=== Stated exercise ===
Would you set down every entry shown below, precisely as written?

[Items listed in a dataset]
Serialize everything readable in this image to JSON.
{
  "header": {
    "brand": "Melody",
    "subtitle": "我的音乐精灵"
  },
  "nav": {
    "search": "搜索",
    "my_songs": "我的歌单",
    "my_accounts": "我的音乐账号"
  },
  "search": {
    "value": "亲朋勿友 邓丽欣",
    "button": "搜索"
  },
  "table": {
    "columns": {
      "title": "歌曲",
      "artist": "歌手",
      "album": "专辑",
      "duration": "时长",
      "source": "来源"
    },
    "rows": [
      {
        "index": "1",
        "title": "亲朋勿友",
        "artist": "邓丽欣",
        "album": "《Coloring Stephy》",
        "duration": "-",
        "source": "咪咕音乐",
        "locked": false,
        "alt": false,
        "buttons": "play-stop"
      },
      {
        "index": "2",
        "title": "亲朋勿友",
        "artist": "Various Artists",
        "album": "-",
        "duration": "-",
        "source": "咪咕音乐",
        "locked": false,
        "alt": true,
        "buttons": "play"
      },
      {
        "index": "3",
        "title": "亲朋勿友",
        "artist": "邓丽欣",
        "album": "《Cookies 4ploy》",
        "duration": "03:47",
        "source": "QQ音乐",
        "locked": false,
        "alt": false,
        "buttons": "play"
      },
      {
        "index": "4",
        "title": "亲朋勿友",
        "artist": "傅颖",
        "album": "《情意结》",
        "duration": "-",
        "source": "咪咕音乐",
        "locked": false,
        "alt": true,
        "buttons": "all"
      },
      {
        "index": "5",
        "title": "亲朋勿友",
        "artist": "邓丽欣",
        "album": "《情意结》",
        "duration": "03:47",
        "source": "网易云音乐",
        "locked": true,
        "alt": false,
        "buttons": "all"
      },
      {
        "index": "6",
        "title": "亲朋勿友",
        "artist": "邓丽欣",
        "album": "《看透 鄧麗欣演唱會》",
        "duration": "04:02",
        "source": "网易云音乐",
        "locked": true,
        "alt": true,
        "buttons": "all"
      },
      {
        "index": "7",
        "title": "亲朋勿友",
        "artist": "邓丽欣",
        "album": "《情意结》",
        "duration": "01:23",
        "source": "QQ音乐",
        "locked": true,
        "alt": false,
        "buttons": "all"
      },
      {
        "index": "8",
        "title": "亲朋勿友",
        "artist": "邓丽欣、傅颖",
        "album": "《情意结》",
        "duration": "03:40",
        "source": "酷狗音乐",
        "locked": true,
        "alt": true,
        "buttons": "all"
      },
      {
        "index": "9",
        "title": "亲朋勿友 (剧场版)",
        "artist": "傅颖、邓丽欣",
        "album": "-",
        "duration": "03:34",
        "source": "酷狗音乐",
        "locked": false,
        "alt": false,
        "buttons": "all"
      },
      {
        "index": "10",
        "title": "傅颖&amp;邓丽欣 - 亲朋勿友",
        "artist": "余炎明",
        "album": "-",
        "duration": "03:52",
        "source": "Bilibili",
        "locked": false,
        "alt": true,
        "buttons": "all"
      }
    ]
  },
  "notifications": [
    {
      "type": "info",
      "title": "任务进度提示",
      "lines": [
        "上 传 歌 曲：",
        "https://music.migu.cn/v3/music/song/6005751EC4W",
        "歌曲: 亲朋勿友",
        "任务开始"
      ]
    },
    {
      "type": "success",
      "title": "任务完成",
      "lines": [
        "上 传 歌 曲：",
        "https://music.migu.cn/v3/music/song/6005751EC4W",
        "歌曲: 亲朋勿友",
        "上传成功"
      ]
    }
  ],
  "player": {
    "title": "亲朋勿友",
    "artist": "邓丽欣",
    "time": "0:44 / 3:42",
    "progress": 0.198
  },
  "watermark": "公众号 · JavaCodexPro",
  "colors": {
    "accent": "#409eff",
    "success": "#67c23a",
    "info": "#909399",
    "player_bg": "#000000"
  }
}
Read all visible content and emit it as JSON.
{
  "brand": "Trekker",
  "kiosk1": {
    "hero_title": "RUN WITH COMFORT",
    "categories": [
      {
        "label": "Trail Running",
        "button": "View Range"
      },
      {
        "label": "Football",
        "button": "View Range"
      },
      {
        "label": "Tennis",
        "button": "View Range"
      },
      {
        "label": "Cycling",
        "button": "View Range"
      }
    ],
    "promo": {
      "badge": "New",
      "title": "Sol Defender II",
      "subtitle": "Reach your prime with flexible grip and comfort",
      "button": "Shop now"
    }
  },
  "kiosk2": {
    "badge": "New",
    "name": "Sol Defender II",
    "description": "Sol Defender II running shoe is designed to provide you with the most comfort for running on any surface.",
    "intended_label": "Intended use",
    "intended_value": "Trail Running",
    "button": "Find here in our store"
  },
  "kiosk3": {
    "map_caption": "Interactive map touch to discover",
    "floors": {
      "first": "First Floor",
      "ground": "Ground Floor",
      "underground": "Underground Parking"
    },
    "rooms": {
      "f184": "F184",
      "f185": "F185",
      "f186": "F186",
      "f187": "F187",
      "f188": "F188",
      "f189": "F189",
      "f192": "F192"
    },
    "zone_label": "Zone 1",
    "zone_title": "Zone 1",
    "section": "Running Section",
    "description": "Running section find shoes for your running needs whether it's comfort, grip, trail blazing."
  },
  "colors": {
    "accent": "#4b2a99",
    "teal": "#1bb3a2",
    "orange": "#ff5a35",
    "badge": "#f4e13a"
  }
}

=== Finished exercise ===
Serialize everything readable in this image to JSON.
{
  "header": {
    "brand": "Melody",
    "subtitle": "我的音乐精灵"
  },
  "nav": {
    "search": "搜索",
    "my_songs": "我的歌单",
    "my_accounts": "我的音乐账号"
  },
  "search": {
    "value": "亲朋勿友 邓丽欣",
    "button": "搜索"
  },
  "table": {
    "columns": {
      "title": "歌曲",
      "artist": "歌手",
      "album": "专辑",
      "duration": "时长",
      "source": "来源"
    },
    "rows": [
      {
        "index": "1",
        "title": "亲朋勿友",
        "artist": "邓丽欣",
        "album": "《Coloring Stephy》",
        "duration": "-",
        "source": "咪咕音乐",
        "locked": false,
        "alt": false,
        "buttons": "play-stop"
      },
      {
        "index": "2",
        "title": "亲朋勿友",
        "artist": "Various Artists",
        "album": "-",
        "duration": "-",
        "source": "咪咕音乐",
        "locked": false,
        "alt": true,
        "buttons": "play"
      },
      {
        "index": "3",
        "title": "亲朋勿友",
        "artist": "邓丽欣",
        "album": "《Cookies 4ploy》",
        "duration": "03:47",
        "source": "QQ音乐",
        "locked": false,
        "alt": false,
        "buttons": "play"
      },
      {
        "index": "4",
        "title": "亲朋勿友",
        "artist": "傅颖",
        "album": "《情意结》",
        "duration": "-",
        "source": "咪咕音乐",
        "locked": false,
        "alt": true,
        "buttons": "all"
      },
      {
        "index": "5",
        "title": "亲朋勿友",
        "artist": "邓丽欣",
        "album": "《情意结》",
        "duration": "03:47",
        "source": "网易云音乐",
        "locked": true,
        "alt": false,
        "buttons": "all"
      },
      {
        "index": "6",
        "title": "亲朋勿友",
        "artist": "邓丽欣",
        "album": "《看透 鄧麗欣演唱會》",
        "duration": "04:02",
        "source": "网易云音乐",
        "locked": true,
        "alt": true,
        "buttons": "all"
      },
      {
        "index": "7",
        "title": "亲朋勿友",
        "artist": "邓丽欣",
        "album": "《情意结》",
        "duration": "01:23",
        "source": "QQ音乐",
        "locked": true,
        "alt": false,
        "buttons": "all"
      },
      {
        "index": "8",
        "title": "亲朋勿友",
        "artist": "邓丽欣、傅颖",
        "album": "《情意结》",
        "duration": "03:40",
        "source": "酷狗音乐",
        "locked": true,
        "alt": true,
        "buttons": "all"
      },
      {
        "index": "9",
        "title": "亲朋勿友 (剧场版)",
        "artist": "傅颖、邓丽欣",
        "album": "-",
        "duration": "03:34",
        "source": "酷狗音乐",
        "locked": false,
        "alt": false,
        "buttons": "all"
      },
      {
        "index": "10",
        "title": "傅颖&amp;邓丽欣 - 亲朋勿友",
        "artist": "余炎明",
        "album": "-",
        "duration": "03:52",
        "source": "Bilibili",
        "locked": false,
        "alt": true,
        "buttons": "all"
      }
    ]
  },
  "notifications": [
    {
      "type": "info",
      "title": "任务进度提示",
      "lines": [
        "上 传 歌 曲：",
        "https://music.migu.cn/v3/music/song/6005751EC4W",
        "歌曲: 亲朋勿友",
        "任务开始"
      ]
    },
    {
      "type": "success",
      "title": "任务完成",
      "lines": [
        "上 传 歌 曲：",
        "https://music.migu.cn/v3/music/song/6005751EC4W",
        "歌曲: 亲朋勿友",
        "上传成功"
      ]
    }
  ],
  "player": {
    "title": "亲朋勿友",
    "artist": "邓丽欣",
    "time": "0:44 / 3:42",
    "progress": 0.198
  },
  "watermark": "公众号 · JavaCodexPro",
  "colors": {
    "accent": "#409eff",
    "success": "#67c23a",
    "info": "#909399",
    "player_bg": "#000000"
  }
}
Read all visible content and emit it as JSON.
{
  "brand": "Trekker",
  "kiosk1": {
    "hero_title": "RUN WITH COMFORT",
    "categories": [
      {
        "label": "Trail Running",
        "button": "View Range"
      },
      {
        "label": "Football",
        "button": "View Range"
      },
      {
        "label": "Tennis",
        "button": "View Range"
      },
      {
        "label": "Cycling",
        "button": "View Range"
      }
    ],
    "promo": {
      "badge": "New",
      "title": "Sol Defender II",
      "subtitle": "Reach your prime with flexible grip and comfort",
      "button": "Shop now"
    }
  },
  "kiosk2": {
    "badge": "New",
    "name": "Sol Defender II",
    "description": "Sol Defender II running shoe is designed to provide you with the most comfort for running on any surface.",
    "intended_label": "Intended use",
    "intended_value": "Trail Running",
    "button": "Find here in our store"
  },
  "kiosk3": {
    "map_caption": "Interactive map touch to discover",
    "floors": {
      "first": "First Floor",
      "ground": "Ground Floor",
      "underground": "Underground Parking"
    },
    "rooms": {
      "f184": "F184",
      "f185": "F185",
      "f186": "F186",
      "f187": "F187",
      "f188": "F188",
      "f189": "F189",
      "f192": "F192"
    },
    "zone_label": "Zone 1",
    "zone_title": "Zone 1",
    "section": "Running Section",
    "description": "Running section find shoes for your running needs whether it's comfort, grip, trail blazing."
  },
  "colors": {
    "accent": "#4b2a99",
    "teal": "#1bb3a2",
    "orange": "#ff5a35",
    "badge": "#f4e13a"
  }
}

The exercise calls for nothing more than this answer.